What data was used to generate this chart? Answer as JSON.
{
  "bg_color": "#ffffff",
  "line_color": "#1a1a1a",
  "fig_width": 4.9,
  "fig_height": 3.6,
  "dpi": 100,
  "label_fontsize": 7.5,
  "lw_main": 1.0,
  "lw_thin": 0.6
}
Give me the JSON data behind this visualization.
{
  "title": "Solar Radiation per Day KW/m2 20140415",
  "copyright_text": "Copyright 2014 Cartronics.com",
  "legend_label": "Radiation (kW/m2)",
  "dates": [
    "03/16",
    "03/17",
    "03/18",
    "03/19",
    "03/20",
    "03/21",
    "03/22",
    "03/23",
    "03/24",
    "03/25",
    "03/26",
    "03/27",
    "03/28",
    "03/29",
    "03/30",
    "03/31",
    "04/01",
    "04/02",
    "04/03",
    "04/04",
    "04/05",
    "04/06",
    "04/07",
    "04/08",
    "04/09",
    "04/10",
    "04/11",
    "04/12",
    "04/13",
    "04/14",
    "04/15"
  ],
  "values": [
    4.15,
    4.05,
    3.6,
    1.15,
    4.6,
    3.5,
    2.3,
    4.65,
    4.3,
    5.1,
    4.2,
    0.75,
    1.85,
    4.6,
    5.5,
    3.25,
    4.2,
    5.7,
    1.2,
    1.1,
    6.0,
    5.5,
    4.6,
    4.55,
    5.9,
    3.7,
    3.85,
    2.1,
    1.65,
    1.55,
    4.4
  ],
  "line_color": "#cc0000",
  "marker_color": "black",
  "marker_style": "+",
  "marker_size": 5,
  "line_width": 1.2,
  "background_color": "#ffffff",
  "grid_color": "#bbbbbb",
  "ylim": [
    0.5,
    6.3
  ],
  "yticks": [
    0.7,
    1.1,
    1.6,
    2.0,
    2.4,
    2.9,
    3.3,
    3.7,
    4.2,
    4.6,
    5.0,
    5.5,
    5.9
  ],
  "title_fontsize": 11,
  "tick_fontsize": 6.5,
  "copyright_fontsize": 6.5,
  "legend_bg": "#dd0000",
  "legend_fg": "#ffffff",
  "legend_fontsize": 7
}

____

**Instructions to follow**
Write the material out again in its entirety, exactly as shown.

**Result of the exercise**
What data was used to generate this chart? Answer as JSON.
{
  "bg_color": "#ffffff",
  "line_color": "#1a1a1a",
  "fig_width": 4.9,
  "fig_height": 3.6,
  "dpi": 100,
  "label_fontsize": 7.5,
  "lw_main": 1.0,
  "lw_thin": 0.6
}
Give me the JSON data behind this visualization.
{
  "title": "Solar Radiation per Day KW/m2 20140415",
  "copyright_text": "Copyright 2014 Cartronics.com",
  "legend_label": "Radiation (kW/m2)",
  "dates": [
    "03/16",
    "03/17",
    "03/18",
    "03/19",
    "03/20",
    "03/21",
    "03/22",
    "03/23",
    "03/24",
    "03/25",
    "03/26",
    "03/27",
    "03/28",
    "03/29",
    "03/30",
    "03/31",
    "04/01",
    "04/02",
    "04/03",
    "04/04",
    "04/05",
    "04/06",
    "04/07",
    "04/08",
    "04/09",
    "04/10",
    "04/11",
    "04/12",
    "04/13",
    "04/14",
    "04/15"
  ],
  "values": [
    4.15,
    4.05,
    3.6,
    1.15,
    4.6,
    3.5,
    2.3,
    4.65,
    4.3,
    5.1,
    4.2,
    0.75,
    1.85,
    4.6,
    5.5,
    3.25,
    4.2,
    5.7,
    1.2,
    1.1,
    6.0,
    5.5,
    4.6,
    4.55,
    5.9,
    3.7,
    3.85,
    2.1,
    1.65,
    1.55,
    4.4
  ],
  "line_color": "#cc0000",
  "marker_color": "black",
  "marker_style": "+",
  "marker_size": 5,
  "line_width": 1.2,
  "background_color": "#ffffff",
  "grid_color": "#bbbbbb",
  "ylim": [
    0.5,
    6.3
  ],
  "yticks": [
    0.7,
    1.1,
    1.6,
    2.0,
    2.4,
    2.9,
    3.3,
    3.7,
    4.2,
    4.6,
    5.0,
    5.5,
    5.9
  ],
  "title_fontsize": 11,
  "tick_fontsize": 6.5,
  "copyright_fontsize": 6.5,
  "legend_bg": "#dd0000",
  "legend_fg": "#ffffff",
  "legend_fontsize": 7
}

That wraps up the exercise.